[Task goal]
Write out the data again in full, exactly as it reads.

╔══

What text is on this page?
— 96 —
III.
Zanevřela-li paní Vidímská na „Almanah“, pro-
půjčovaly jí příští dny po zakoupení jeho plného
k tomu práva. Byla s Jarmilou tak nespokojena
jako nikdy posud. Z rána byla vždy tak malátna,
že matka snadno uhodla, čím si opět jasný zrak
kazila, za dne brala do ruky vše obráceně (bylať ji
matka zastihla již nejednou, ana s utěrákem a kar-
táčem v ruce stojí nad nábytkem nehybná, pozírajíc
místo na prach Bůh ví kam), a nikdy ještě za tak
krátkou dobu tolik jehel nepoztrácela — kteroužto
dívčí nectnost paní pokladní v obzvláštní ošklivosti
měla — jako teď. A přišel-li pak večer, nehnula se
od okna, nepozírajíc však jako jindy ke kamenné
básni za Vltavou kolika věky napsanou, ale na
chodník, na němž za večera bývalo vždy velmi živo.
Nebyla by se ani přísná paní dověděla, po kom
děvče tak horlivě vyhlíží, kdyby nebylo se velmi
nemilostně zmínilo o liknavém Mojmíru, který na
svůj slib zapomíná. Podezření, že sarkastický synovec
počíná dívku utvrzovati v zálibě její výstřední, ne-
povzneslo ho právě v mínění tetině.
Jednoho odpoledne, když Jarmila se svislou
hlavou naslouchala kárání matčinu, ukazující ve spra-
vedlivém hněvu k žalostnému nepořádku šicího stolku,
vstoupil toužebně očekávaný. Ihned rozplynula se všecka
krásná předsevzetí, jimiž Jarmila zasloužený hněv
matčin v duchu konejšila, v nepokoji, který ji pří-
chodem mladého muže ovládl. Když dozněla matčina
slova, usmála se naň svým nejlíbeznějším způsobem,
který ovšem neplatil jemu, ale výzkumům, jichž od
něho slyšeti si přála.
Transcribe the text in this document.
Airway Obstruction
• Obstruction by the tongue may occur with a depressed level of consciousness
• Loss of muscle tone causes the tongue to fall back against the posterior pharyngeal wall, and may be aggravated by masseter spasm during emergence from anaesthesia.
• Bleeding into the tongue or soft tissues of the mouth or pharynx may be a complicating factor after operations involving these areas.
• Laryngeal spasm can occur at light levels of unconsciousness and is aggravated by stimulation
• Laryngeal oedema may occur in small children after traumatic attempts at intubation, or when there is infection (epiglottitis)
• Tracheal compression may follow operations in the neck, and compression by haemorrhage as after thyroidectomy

╚══

[Correct output]
What text is on this page?
— 96 —
III.
Zanevřela-li paní Vidímská na „Almanah“, pro-
půjčovaly jí příští dny po zakoupení jeho plného
k tomu práva. Byla s Jarmilou tak nespokojena
jako nikdy posud. Z rána byla vždy tak malátna,
že matka snadno uhodla, čím si opět jasný zrak
kazila, za dne brala do ruky vše obráceně (bylať ji
matka zastihla již nejednou, ana s utěrákem a kar-
táčem v ruce stojí nad nábytkem nehybná, pozírajíc
místo na prach Bůh ví kam), a nikdy ještě za tak
krátkou dobu tolik jehel nepoztrácela — kteroužto
dívčí nectnost paní pokladní v obzvláštní ošklivosti
měla — jako teď. A přišel-li pak večer, nehnula se
od okna, nepozírajíc však jako jindy ke kamenné
básni za Vltavou kolika věky napsanou, ale na
chodník, na němž za večera bývalo vždy velmi živo.
Nebyla by se ani přísná paní dověděla, po kom
děvče tak horlivě vyhlíží, kdyby nebylo se velmi
nemilostně zmínilo o liknavém Mojmíru, který na
svůj slib zapomíná. Podezření, že sarkastický synovec
počíná dívku utvrzovati v zálibě její výstřední, ne-
povzneslo ho právě v mínění tetině.
Jednoho odpoledne, když Jarmila se svislou
hlavou naslouchala kárání matčinu, ukazující ve spra-
vedlivém hněvu k žalostnému nepořádku šicího stolku,
vstoupil toužebně očekávaný. Ihned rozplynula se všecka
krásná předsevzetí, jimiž Jarmila zasloužený hněv
matčin v duchu konejšila, v nepokoji, který ji pří-
chodem mladého muže ovládl. Když dozněla matčina
slova, usmála se naň svým nejlíbeznějším způsobem,
který ovšem neplatil jemu, ale výzkumům, jichž od
něho slyšeti si přála.
Transcribe the text in this document.
Airway Obstruction
• Obstruction by the tongue may occur with a depressed level of consciousness
• Loss of muscle tone causes the tongue to fall back against the posterior pharyngeal wall, and may be aggravated by masseter spasm during emergence from anaesthesia.
• Bleeding into the tongue or soft tissues of the mouth or pharynx may be a complicating factor after operations involving these areas.
• Laryngeal spasm can occur at light levels of unconsciousness and is aggravated by stimulation
• Laryngeal oedema may occur in small children after traumatic attempts at intubation, or when there is infection (epiglottitis)
• Tracheal compression may follow operations in the neck, and compression by haemorrhage as after thyroidectomy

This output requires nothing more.